**Exercise description:** Pick out every line that holds the string "LESIONES" and copy it.

**Record extracts:**
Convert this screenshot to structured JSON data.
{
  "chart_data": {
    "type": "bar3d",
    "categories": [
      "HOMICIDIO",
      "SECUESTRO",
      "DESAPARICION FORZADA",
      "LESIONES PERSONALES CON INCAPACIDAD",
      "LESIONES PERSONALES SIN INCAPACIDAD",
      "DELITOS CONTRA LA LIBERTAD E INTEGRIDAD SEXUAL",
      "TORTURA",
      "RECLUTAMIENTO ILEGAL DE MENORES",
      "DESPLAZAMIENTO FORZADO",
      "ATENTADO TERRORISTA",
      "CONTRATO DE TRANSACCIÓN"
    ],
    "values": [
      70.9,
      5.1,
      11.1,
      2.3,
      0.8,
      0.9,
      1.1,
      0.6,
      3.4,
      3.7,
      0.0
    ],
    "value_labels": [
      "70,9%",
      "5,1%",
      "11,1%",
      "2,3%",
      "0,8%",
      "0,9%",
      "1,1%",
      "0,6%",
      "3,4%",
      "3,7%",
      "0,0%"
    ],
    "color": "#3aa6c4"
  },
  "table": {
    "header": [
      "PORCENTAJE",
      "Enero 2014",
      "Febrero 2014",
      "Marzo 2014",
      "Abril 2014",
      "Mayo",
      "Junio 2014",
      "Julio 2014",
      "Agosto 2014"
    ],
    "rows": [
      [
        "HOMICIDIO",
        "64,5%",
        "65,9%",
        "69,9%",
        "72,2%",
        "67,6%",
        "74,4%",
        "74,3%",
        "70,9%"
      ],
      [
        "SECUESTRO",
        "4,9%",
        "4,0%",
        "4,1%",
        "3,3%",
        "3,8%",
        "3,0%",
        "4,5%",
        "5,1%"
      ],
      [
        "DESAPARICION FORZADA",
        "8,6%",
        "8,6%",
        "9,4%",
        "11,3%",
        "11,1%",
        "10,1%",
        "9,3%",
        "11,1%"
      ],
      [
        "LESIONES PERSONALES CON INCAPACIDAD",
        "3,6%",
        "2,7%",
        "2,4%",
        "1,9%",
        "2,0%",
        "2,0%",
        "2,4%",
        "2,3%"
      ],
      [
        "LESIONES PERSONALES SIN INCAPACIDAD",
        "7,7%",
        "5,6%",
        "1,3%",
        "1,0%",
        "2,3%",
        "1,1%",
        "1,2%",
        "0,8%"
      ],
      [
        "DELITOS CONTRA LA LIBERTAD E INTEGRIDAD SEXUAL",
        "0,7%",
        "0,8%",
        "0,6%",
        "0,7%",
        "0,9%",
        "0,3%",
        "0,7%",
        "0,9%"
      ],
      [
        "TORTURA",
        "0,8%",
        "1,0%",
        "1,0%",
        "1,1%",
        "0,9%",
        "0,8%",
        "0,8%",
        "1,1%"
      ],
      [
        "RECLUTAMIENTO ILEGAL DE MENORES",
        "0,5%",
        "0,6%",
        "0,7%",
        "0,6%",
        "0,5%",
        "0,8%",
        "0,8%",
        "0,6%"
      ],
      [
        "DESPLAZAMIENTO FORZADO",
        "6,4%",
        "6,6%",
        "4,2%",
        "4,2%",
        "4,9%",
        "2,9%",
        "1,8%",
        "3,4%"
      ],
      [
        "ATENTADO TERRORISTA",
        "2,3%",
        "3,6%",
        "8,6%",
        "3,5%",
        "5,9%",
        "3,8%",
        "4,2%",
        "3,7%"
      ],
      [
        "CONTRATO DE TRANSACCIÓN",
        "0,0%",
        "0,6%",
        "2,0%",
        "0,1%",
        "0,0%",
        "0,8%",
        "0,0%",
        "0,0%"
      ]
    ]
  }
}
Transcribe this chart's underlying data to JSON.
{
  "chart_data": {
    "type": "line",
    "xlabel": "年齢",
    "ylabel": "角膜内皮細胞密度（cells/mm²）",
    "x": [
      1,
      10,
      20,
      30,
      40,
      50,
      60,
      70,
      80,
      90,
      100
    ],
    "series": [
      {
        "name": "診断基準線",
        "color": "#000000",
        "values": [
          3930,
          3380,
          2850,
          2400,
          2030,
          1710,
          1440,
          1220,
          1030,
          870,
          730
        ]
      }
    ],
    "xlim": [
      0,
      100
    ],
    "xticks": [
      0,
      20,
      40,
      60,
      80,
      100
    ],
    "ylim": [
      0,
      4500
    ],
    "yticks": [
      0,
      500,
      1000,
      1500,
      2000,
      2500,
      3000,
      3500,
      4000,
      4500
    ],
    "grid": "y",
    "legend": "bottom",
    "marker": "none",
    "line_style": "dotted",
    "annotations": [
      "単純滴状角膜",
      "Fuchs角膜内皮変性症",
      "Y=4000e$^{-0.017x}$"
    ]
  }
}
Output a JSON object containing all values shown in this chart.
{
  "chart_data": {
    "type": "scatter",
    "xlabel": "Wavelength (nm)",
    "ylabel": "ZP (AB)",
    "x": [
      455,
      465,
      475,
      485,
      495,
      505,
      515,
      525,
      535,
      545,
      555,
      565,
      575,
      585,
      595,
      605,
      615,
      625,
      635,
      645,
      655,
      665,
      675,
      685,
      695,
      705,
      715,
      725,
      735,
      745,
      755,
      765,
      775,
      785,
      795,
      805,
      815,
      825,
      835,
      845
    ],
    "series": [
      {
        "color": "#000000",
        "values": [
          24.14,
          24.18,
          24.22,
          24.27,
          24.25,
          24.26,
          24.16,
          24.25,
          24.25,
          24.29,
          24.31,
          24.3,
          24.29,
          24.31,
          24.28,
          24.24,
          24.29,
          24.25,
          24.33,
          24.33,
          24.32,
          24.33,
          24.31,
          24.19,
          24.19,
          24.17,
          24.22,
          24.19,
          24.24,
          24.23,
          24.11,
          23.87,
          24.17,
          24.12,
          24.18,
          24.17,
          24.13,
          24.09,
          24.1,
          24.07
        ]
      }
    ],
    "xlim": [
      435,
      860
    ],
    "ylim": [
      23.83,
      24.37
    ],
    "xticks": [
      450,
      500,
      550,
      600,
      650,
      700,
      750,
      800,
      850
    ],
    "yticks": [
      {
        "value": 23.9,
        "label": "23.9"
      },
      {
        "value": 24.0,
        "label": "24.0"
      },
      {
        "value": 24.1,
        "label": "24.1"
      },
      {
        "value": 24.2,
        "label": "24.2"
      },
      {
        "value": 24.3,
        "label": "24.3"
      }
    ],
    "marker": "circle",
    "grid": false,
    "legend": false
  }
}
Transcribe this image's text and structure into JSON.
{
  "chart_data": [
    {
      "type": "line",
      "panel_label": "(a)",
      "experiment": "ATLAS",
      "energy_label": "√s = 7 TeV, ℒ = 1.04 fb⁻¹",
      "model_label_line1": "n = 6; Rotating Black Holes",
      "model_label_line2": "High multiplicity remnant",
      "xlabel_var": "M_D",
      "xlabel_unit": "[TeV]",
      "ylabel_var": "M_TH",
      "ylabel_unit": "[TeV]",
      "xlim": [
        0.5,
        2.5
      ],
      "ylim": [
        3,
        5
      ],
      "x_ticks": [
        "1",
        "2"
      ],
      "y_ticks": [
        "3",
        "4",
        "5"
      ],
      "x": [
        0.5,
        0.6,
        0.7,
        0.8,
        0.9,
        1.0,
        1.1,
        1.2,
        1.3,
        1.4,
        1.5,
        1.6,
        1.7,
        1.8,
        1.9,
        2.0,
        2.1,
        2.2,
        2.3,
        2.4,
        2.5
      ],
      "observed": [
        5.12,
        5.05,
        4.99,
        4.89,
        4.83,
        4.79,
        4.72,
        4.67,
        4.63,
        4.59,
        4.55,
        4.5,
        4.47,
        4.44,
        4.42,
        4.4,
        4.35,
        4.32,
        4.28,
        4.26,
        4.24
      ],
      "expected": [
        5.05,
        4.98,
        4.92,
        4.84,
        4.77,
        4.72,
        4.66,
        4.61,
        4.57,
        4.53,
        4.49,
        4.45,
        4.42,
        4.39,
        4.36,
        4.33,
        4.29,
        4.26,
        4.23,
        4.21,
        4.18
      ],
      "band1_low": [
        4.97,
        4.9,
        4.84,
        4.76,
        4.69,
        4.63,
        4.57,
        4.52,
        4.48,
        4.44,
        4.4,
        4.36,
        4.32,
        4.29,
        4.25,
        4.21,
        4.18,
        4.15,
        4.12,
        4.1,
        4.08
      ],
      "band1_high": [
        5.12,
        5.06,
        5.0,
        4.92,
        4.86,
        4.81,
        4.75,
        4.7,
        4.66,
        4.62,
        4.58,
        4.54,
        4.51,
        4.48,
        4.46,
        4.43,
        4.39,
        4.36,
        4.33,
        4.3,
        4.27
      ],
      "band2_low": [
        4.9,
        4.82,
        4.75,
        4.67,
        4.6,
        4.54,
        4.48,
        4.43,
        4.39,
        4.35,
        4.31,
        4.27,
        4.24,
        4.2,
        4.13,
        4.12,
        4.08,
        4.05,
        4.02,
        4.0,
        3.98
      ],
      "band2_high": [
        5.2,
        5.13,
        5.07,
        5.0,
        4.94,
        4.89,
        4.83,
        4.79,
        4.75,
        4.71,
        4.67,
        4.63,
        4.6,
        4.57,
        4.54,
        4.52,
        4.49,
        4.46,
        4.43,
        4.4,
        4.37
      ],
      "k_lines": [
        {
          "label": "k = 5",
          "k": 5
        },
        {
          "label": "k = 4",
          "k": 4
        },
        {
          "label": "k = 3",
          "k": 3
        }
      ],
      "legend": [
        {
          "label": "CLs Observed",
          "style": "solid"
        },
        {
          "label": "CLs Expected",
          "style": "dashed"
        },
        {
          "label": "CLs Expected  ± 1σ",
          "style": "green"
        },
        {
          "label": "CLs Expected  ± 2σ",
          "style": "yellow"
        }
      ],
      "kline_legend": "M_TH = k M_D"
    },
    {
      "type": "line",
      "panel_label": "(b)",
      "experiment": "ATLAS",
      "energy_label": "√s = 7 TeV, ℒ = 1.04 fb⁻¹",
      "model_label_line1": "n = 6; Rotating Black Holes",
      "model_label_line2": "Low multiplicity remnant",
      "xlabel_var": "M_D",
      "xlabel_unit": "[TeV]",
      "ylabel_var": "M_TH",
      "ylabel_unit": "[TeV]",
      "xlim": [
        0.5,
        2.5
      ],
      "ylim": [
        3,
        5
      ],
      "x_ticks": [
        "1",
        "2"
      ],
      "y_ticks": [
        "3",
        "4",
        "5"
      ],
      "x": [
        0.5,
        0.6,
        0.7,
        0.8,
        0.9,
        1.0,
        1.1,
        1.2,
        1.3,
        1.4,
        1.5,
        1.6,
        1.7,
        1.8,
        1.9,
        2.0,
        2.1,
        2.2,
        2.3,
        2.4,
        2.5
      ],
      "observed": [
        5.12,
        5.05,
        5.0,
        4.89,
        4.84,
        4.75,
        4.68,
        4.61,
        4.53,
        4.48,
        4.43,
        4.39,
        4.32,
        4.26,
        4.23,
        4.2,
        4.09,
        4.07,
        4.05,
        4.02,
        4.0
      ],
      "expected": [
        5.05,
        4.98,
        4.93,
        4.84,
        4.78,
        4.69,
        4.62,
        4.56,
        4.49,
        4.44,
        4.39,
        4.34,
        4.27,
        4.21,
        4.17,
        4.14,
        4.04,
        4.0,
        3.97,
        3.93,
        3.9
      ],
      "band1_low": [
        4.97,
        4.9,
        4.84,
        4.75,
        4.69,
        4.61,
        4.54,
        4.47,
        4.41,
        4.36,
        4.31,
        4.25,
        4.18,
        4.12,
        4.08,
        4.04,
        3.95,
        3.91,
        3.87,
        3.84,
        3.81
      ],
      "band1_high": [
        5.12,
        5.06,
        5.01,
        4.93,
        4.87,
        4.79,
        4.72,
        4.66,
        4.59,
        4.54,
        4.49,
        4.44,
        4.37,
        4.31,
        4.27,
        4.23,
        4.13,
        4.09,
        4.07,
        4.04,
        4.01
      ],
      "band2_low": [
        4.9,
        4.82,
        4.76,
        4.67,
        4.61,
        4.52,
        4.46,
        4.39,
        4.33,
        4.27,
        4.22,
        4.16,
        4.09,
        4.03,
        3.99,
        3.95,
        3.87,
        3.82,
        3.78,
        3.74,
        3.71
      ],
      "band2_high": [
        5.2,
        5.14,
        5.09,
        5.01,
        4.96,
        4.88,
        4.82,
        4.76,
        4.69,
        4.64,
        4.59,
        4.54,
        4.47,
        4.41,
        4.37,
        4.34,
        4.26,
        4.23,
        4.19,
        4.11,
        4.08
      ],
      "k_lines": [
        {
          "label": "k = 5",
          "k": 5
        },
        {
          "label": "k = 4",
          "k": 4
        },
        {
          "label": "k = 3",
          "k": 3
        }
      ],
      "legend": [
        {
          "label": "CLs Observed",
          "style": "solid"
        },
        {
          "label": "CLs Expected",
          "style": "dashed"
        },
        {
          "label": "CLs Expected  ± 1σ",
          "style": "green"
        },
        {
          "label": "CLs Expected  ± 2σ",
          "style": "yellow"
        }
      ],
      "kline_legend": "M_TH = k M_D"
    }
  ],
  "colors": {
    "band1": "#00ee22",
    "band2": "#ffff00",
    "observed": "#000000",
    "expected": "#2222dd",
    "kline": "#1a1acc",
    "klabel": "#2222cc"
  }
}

**Task solution:**
      "LESIONES PERSONALES CON INCAPACIDAD",
      "LESIONES PERSONALES SIN INCAPACIDAD",
        "LESIONES PERSONALES CON INCAPACIDAD",
        "LESIONES PERSONALES SIN INCAPACIDAD",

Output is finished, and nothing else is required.